## EXERCISE GOAL
Write the entries below out again exactly; any picture in them stays out.

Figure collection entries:
———
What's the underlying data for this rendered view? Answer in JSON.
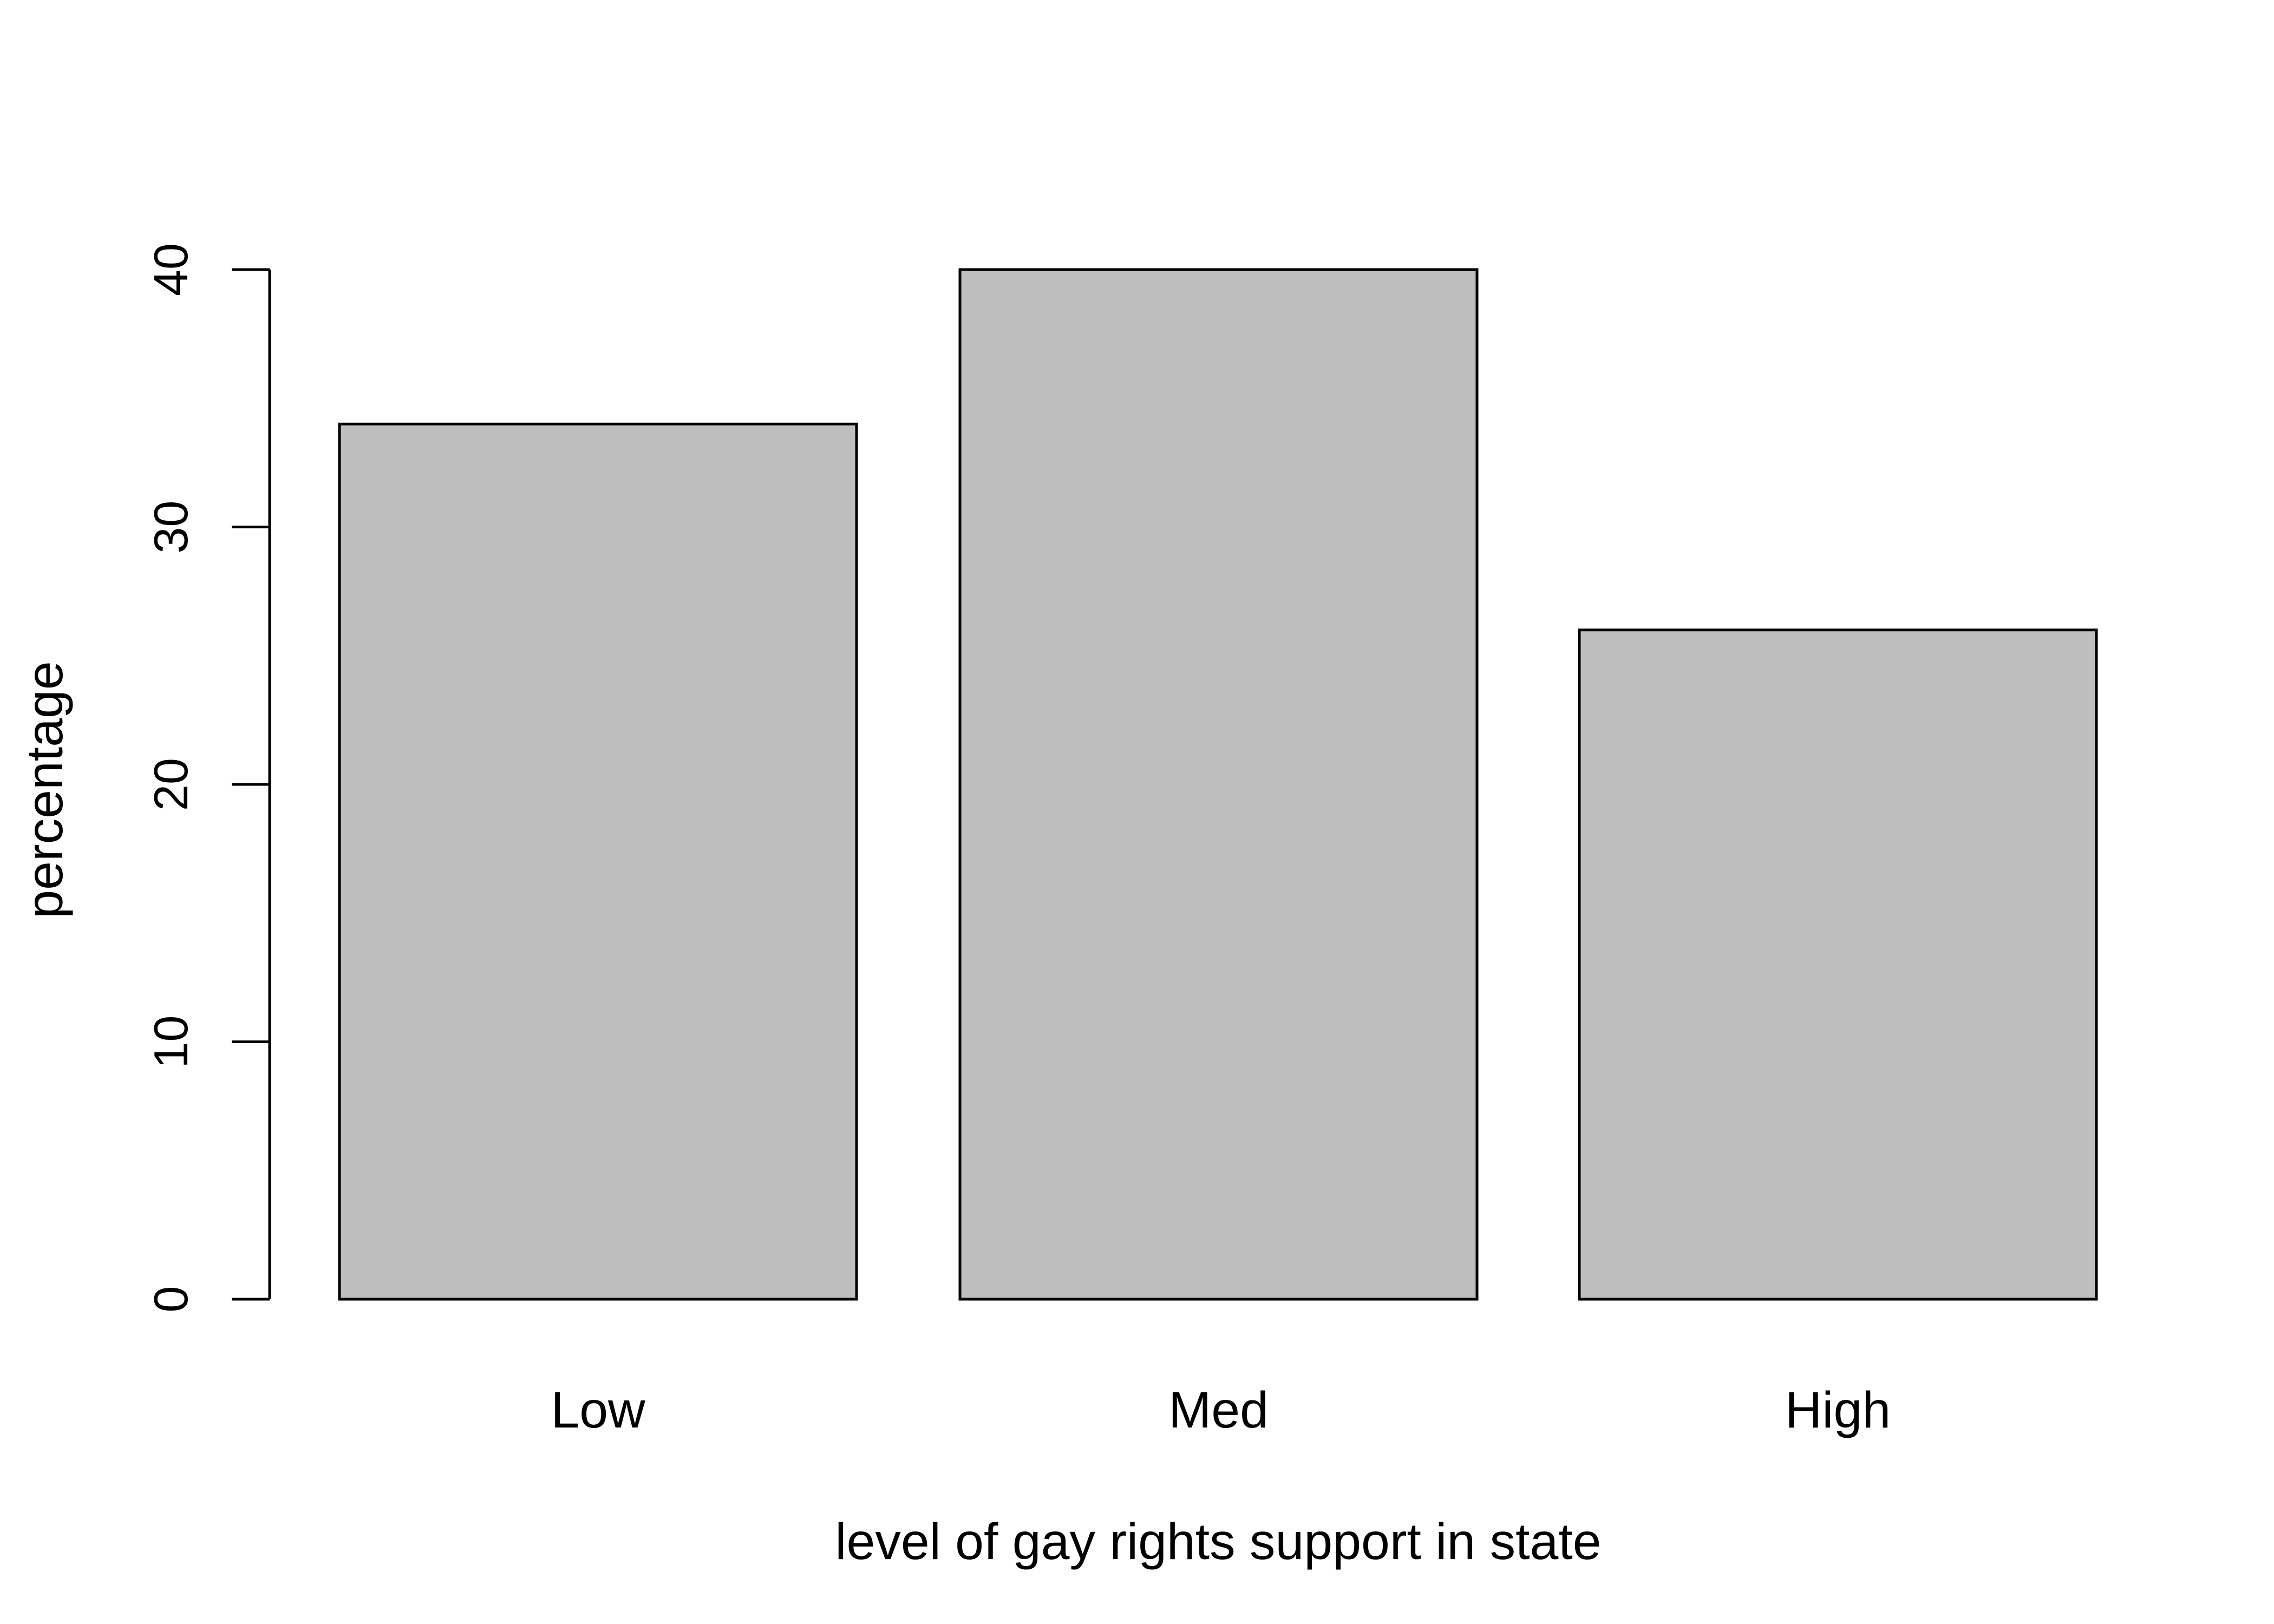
{
  "chart_data": {
    "type": "bar",
    "title": "",
    "xlabel": "level of gay rights support in state",
    "ylabel": "percentage",
    "categories": [
      "Low",
      "Med",
      "High"
    ],
    "values": [
      34,
      40,
      26
    ],
    "ylim": [
      0,
      40
    ],
    "yticks": [
      0,
      10,
      20,
      30,
      40
    ],
    "ytick_labels": [
      "0",
      "10",
      "20",
      "30",
      "40"
    ],
    "grid": false,
    "legend": "none",
    "bar_fill": "#bebebe",
    "bar_stroke": "#000000"
  }
}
———
## REPLY
What's the underlying data for this rendered view? Answer in JSON.
{
  "chart_data": {
    "type": "bar",
    "title": "",
    "xlabel": "level of gay rights support in state",
    "ylabel": "percentage",
    "categories": [
      "Low",
      "Med",
      "High"
    ],
    "values": [
      34,
      40,
      26
    ],
    "ylim": [
      0,
      40
    ],
    "yticks": [
      0,
      10,
      20,
      30,
      40
    ],
    "ytick_labels": [
      "0",
      "10",
      "20",
      "30",
      "40"
    ],
    "grid": false,
    "legend": "none",
    "bar_fill": "#bebebe",
    "bar_stroke": "#000000"
  }
}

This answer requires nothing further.